PROBLEM TO SOLVE: Pull out every line with the word "Engineering" from the entries below.

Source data
★ ★ ★ ★ ★ ★ ★
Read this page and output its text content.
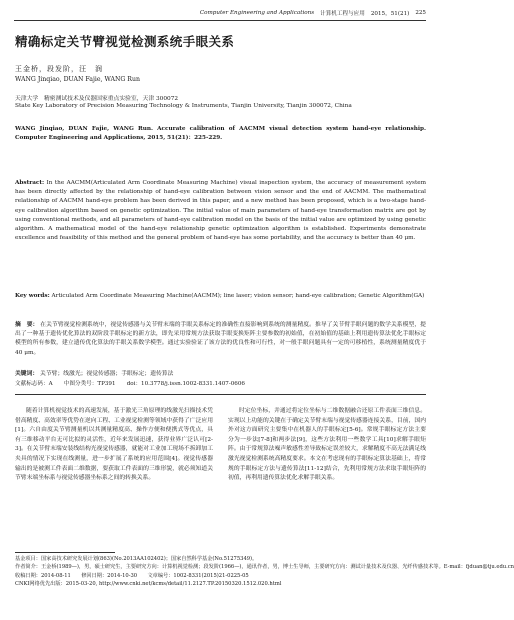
Computer Engineering and Applications 计算机工程与应用 2015，51(21) 225
精确标定关节臂视觉检测系统手眼关系
王金桥，段发阶，汪　润
WANG Jinqiao, DUAN Fajie, WANG Run
天津大学　精密测试技术及仪器国家重点实验室，天津 300072
State Key Laboratory of Precision Measuring Technology & Instruments, Tianjin University, Tianjin 300072, China
WANG Jinqiao, DUAN Fajie, WANG Run. Accurate calibration of AACMM visual detection system hand-eye relationship. Computer Engineering and Applications, 2015, 51(21)：225-229.
Abstract: In the AACMM(Articulated Arm Coordinate Measuring Machine) visual inspection system, the accuracy of measurement system has been directly affected by the relationship of hand-eye calibration between vision sensor and the end of AACMM. The mathematical relationship of AACMM hand-eye problem has been derived in this paper, and a new method has been proposed, which is a two-stage hand-eye calibration algorithm based on genetic optimization. The initial value of main parameters of hand-eye transformation matrix are got by using conventional methods, and all parameters of hand-eye calibration model on the basis of the initial value are optimized by using genetic algorithm. A mathematical model of the hand-eye relationship genetic optimization algorithm is established. Experiments demonstrate excellence and feasibility of this method and the general problem of hand-eye has some portability, and the accuracy is better than 40 μm.
Key words: Articulated Arm Coordinate Measuring Machine(AACMM); line laser; vision sensor; hand-eye calibration; Genetic Algorithm(GA)
摘　要： 在关节臂视觉检测系统中，视觉传感器与关节臂末端的手眼关系标定的准确性直接影响到系统的测量精度。推导了关节臂手眼问题的数学关系模型，提出了一种基于遗传优化算法的双阶段手眼标定的新方法，即先采用常规方法获取手眼变换矩阵主要参数的初始值，在初始值的基础上利用遗传算法优化手眼标定模型的所有参数，建立遗传优化算法的手眼关系数学模型。通过实验验证了该方法的优良性和可行性，对一般手眼问题具有一定的可移植性，系统测量精度优于40 μm。
关键词： 关节臂；线激光；视觉传感器；手眼标定；遗传算法
文献标志码：A　　中图分类号：TP391　　doi：10.3778/j.issn.1002-8331.1407-0606
随着计算机视觉技术的高速发展，基于激光三角原理的线激光扫描技术凭借高精度、高效率等优势在逆向工程、工业视觉检测等领域中获得了广泛应用[1]。六自由度关节臂测量机以其测量精度高、操作方便和便携式等优点，具有三维移动平台无可比拟的灵活性，近年来发展迅速，获得业界广泛认可[2-3]。在关节臂末端安装线结构光视觉传感器，就能对工业加工现场不拆卸加工夹具的情况下实现在线测量，进一步扩展了系统的应用范围[4]。视觉传感器输出的是被测工件表面二维数据，要获取工件表面的三维形貌，就必须知道关节臂末端坐标系与视觉传感器坐标系之间的转换关系。
时定位坐标，并通过将定位坐标与二维数据融合还原工件表面三维信息。实现以上功能的关键在于确定关节臂末端与视觉传感器连接关系，目前，国内外对这方面研究主要集中在机器人的手眼标定[5-6]。常规手眼标定方法主要分为一步法[7-8]和两步法[9]，这些方法利用一些数学工具[10]求解手眼矩阵。由于常规算法噪声敏感性差导致标定误差较大，求解精度不高无法满足线激光视觉检测系统高精度要求。本文在考虑现有的手眼标定算法基础上，将常规的手眼标定方法与遗传算法[11-12]结合，先利用常规方法求取手眼矩阵的初值，再利用遗传算法优化求解手眼关系。
基金项目：国家高技术研究发展计划(863)(No.2013AA102402)；国家自然科学基金(No.51275349)。
作者简介：王金桥(1989—)，男，硕士研究生，主要研究方向：计算机视觉检测；段发阶(1966—)，通讯作者，男，博士生导师，主要研究方向：测试计量技术及仪器、光纤传感技术等。E-mail：fjduan@tju.edu.cn
收稿日期：2014-08-11　　修回日期：2014-10-30　　文章编号：1002-8331(2015)21-0225-05
CNKI网络优先出版：2015-03-20, http://www.cnki.net/kcms/detail/11.2127.TP.20150320.1512.020.html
★ ★ ★ ★ ★ ★ ★
WRITTEN ANSWER:
Computer Engineering and Applications 计算机工程与应用 2015，51(21) 225
WANG Jinqiao, DUAN Fajie, WANG Run. Accurate calibration of AACMM visual detection system hand-eye relationship. Computer Engineering and Applications, 2015, 51(21)：225-229.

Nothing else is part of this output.